# [STATED TASK]
Extract, from the records beneath this instruction, each line that contains the word "text".

________________

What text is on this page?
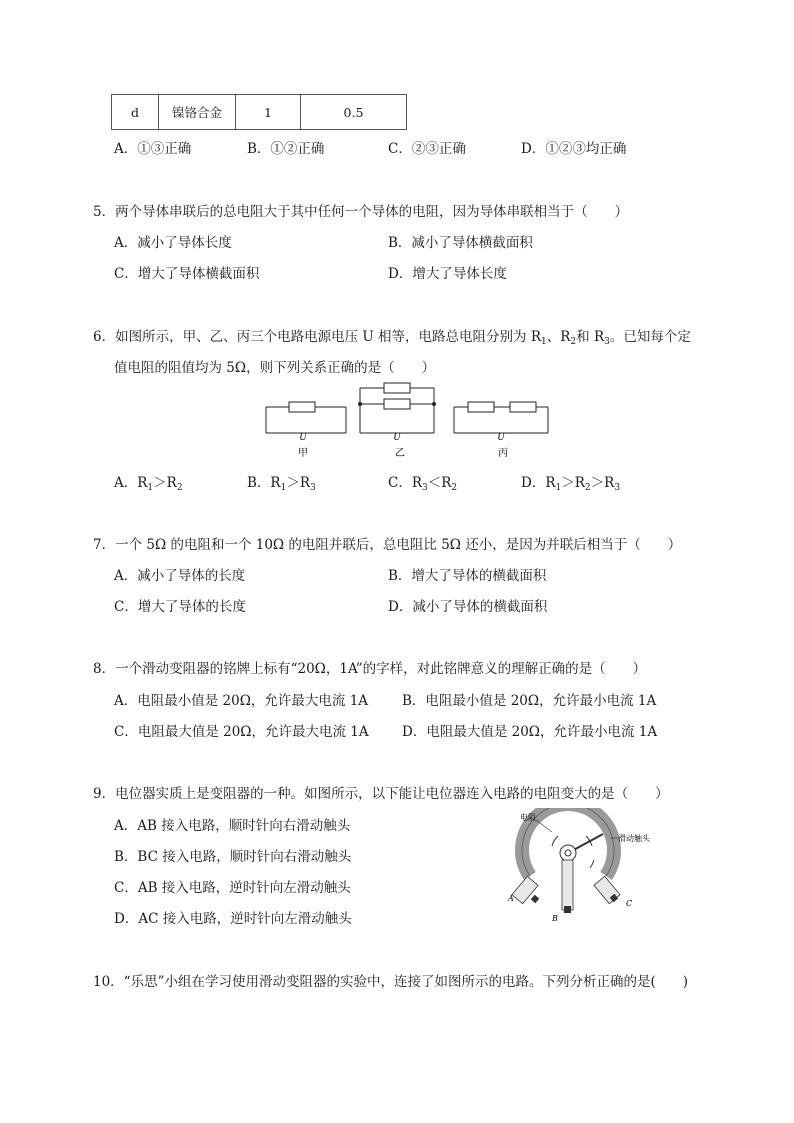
d	镍铬合金	1	0.5
A．①③正确	B．①②正确	C．②③正确	D．①②③均正确
5．两个导体串联后的总电阻大于其中任何一个导体的电阻，因为导体串联相当于（　　）
A．减小了导体长度	B．减小了导体横截面积
C．增大了导体横截面积	D．增大了导体长度
6．如图所示，甲、乙、丙三个电路电源电压 U 相等，电路总电阻分别为 $R_1$、$R_2$和 $R_3$。已知每个定
值电阻的阻值均为 5Ω，则下列关系正确的是（　　）
U	U	U
甲	乙	丙
A．$R_1>R_2$	B．$R_1>R_3$	C．$R_3<R_2$	D．$R_1>R_2>R_3$
7．一个 5Ω 的电阻和一个 10Ω 的电阻并联后，总电阻比 5Ω 还小，是因为并联后相当于（　　）
A．减小了导体的长度	B．增大了导体的横截面积
C．增大了导体的长度	D．减小了导体的横截面积
8．一个滑动变阻器的铭牌上标有“20Ω，1A”的字样，对此铭牌意义的理解正确的是（　　）
A．电阻最小值是 20Ω，允许最大电流 1A	B．电阻最小值是 20Ω，允许最小电流 1A
C．电阻最大值是 20Ω，允许最大电流 1A D．电阻最大值是 20Ω，允许最小电流 1A
9．电位器实质上是变阻器的一种。如图所示，以下能让电位器连入电路的电阻变大的是（　　）
A．AB 接入电路，顺时针向右滑动触头
B．BC 接入电路，顺时针向右滑动触头
C．AB 接入电路，逆时针向左滑动触头
D．AC 接入电路，逆时针向左滑动触头
电阻
滑动触头
A
B
C
10．“乐思”小组在学习使用滑动变阻器的实验中，连接了如图所示的电路。下列分析正确的是(　　)
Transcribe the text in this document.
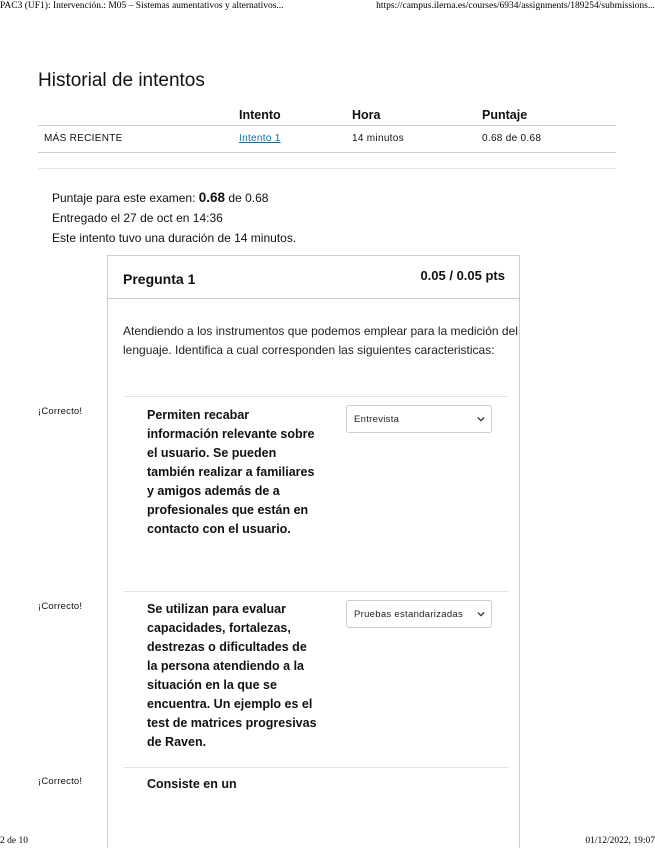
PAC3 (UF1): Intervención.: M05 – Sistemas aumentativos y alternativos...	https://campus.ilerna.es/courses/6934/assignments/189254/submissions...
Historial de intentos
	Intento	Hora	Puntaje
MÁS RECIENTE	Intento 1	14 minutos	0.68 de 0.68
Puntaje para este examen: 0.68 de 0.68
Entregado el 27 de oct en 14:36
Este intento tuvo una duración de 14 minutos.
¡Correcto!
¡Correcto!
¡Correcto!
Pregunta 1	0.05 / 0.05 pts
Atendiendo a los instrumentos que podemos emplear para la medición del lenguaje. Identifica a cual corresponden las siguientes caracteristicas:
Permiten recabar información relevante sobre el usuario. Se pueden también realizar a familiares y amigos además de a profesionales que están en contacto con el usuario.
Entrevista
Se utilizan para evaluar capacidades, fortalezas, destrezas o dificultades de la persona atendiendo a la situación en la que se encuentra. Un ejemplo es el test de matrices progresivas de Raven.
Pruebas estandarizadas
Consiste en un
2 de 10	01/12/2022, 19:07
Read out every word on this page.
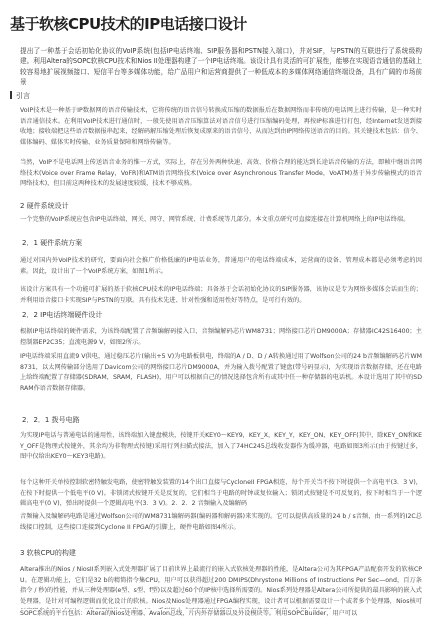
基于软核CPU技术的IP电话接口设计
提出了一种基于会话初始化协议的VoIP系统(包括IP电话终端、SIP服务器和PSTN接入端口)，并对SIF，与PSTN的互联进行了系统级构建。利用Altera的SOPC软核CPU技术和Nios II处理器构建了一个IP电话终端。该设计具有灵活的可扩展性，能够在实现语音通信的基础上较容易地扩展视频接口、短信平台等多媒体功能，给广品用户和运营商提供了一种低成本的多媒体网络通信终端设备，具有广阔的市场前景
引言
VoIP技术是一种基于IP数据网的语音传输技术，它将传统的语音信号转换成压缩的数据报后在数据网络而非传统的电话网上进行传输，是一种实时语音通信技术。在利用VoIP技术进行通信时，一般先使用语音压缩算法对语音信号进行压缩编码处理，再按IP标准进行打包，经Internet发送到接收地；接收端把这些语音数据报串起来，经解码解压缩处理后恢复成原来的语音信号，从而达到由IP网络传送语音的目的。其关键技术包括：信令、媒体编码、媒体实时传输、业务质量保障和网络传输等。
当然，VoIP不是电话网上传送语音业务的惟一方式，实际上，存在另外两种快速、高效、价格合理的能达到长途话音传输的方法，即帧中继语音网络技术(Voice over Frame Relay，VoFR)和ATM语音网络技术(Voice over Asynchronous Transfer Mode，VoATM)基于异步传输模式的语音网络技术)，但目前这两种技术的发展速度较缓，技术不够成熟。
2 硬件系统设计
一个完整的VoIP系统应包含IP电话终端、网关、网守、网管系统、计费系统等几部分。本文重点研究可直接连接在计算机网络上的IP电话终端。
2．1 硬件系统方案
通过对国内外VoIP技术的研究，要面向社会推广价格低廉的IP电话业务，普通用户的电话终端成本，运营商的设备、管理成本都是必须考虑的因素。因此，设计出了一个VoIP系统方案，如图1所示。
该设计方案具有一个功能可扩展的基于软核CPU技术的IP电话终端；具备基于会话初始化协议的SIP服务器，该协议是专为网络多媒体会话而生的；并利用语音接口卡实现SIP与PSTN的互联。具有技术先进、针对性强和适用性好等特点，是可行有效的。
2．2 IP电话终端硬件设计
根据IP电话终端的硬件需求，为该终端配置了音频编解码接入口、音频编解码芯片WM8731；网络接口芯片DM9000A；存储器IC42S16400；主控制器EP2C35；直流电源9 V，如图2所示。
IP电话终端采用直流9 V供电，通过稳压芯片(输出+5 V)为电路板供电，终端的A / D、D / A转换通过用了Wolfson公司的24 b音频编解码芯片WM8731，以太网传输部分选用了Davicom公司的网络接口芯片DM9000A，并为输入拨号配置了键盘(带号码显示)，为实现语音数据存储，还在电路上给终端配置了存储器(SDRAM，SRAM，FLASH)，用户可以根据自己的情况选择包含所有或其中任一种存储器的电话机。本设计选用了其中的SDRAM作语音数据存储器。
2．2．1 拨号电路
为实现IP电话与普通电话的通用性，该终端加入键盘模块，按键开关KEY0～KEY9，KEY_X，KEY_Y，KEY_ON，KEY_OFF(其中，除KEY_ON和KEY_OFF是物理式按键外，其余均为非物理式按键)采用行列扫描式接法，加入了74HC245总线收发器作为缓冲器，电路如图3所示(由于按键过多，图中仅给出KEY0～KEY3电路)。
每个这种开关单按控制软密特触发电路，使密特触发装置的14个出口直接与CycloneII FPGA相连，每个开关当不按下时提供一个高电平(3．3 V)，在按下时提供一个低电平(0 V)。非锁闭式按键开关是反复的，它们相当于电路的时钟或复位输入；锁闭式按键是不可反复的，按下时相当于一个逻辑高电平(0 V)，弹出时提供一个逻辑高电平(3．3 V)。2．2．2 音频输入及编解码
音频输入及编解码电路是通过Wolfson公司的WM8731编解码器(编码器和解码器)来实现的。它可以提供高质量的24 b / s音频，由一系列的I2C总线接口控制，这些接口连接到Cyclone II FPGA的引脚上，硬件电路如图4所示。
3 软核CPU的构建
Altera推出的Nios / NiosII系列嵌入式处理器扩展了目前世界上最流行的嵌入式软核处理器的性能，是Altera公司为其FPGA产品配套开发的软核CPU。在逻辑功能上，它们是32 b的精简指令集CPU，用户可以获得超过200 DMIPS(Dhrystone Millions of Instructions Per Sec—ond，百万条指令 / 秒)的性能，并从三种处理器(e型、s型、f型)以及超过60个的IP核中选择所需要的。Nios系列处理器是Altera公司所提供的最具影响的嵌入式处理器，是针对可编程逻辑而优化设计的软核。Nios及Nios处理器通过FPGA编程实现，设计者可以根据需要设计一个或者多个处理器，Nios核可
SOPC系统的平台包括：Altera的Nios处理器、Avalon总线，片内外存储器以及外设模块等。利用SOPCBuilder，用户可以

________________

# [OUTPUT]
What text is on this page?
Transcribe the text in this document.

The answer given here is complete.